What is required - Repeat all of the material below exactly as written, images excluded.

[start Data listing]

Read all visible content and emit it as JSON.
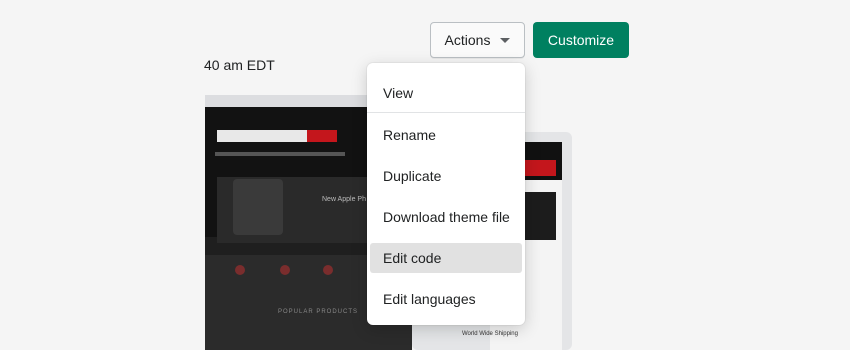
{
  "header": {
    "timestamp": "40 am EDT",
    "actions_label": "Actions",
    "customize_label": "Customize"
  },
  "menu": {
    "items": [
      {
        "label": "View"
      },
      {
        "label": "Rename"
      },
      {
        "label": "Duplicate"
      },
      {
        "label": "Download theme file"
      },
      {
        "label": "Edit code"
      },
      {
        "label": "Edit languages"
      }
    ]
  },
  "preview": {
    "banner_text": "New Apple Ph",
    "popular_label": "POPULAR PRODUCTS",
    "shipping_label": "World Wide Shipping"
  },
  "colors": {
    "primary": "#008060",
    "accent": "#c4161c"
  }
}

[end Data listing]

Result of the exercise -
Read all visible content and emit it as JSON.
{
  "header": {
    "timestamp": "40 am EDT",
    "actions_label": "Actions",
    "customize_label": "Customize"
  },
  "menu": {
    "items": [
      {
        "label": "View"
      },
      {
        "label": "Rename"
      },
      {
        "label": "Duplicate"
      },
      {
        "label": "Download theme file"
      },
      {
        "label": "Edit code"
      },
      {
        "label": "Edit languages"
      }
    ]
  },
  "preview": {
    "banner_text": "New Apple Ph",
    "popular_label": "POPULAR PRODUCTS",
    "shipping_label": "World Wide Shipping"
  },
  "colors": {
    "primary": "#008060",
    "accent": "#c4161c"
  }
}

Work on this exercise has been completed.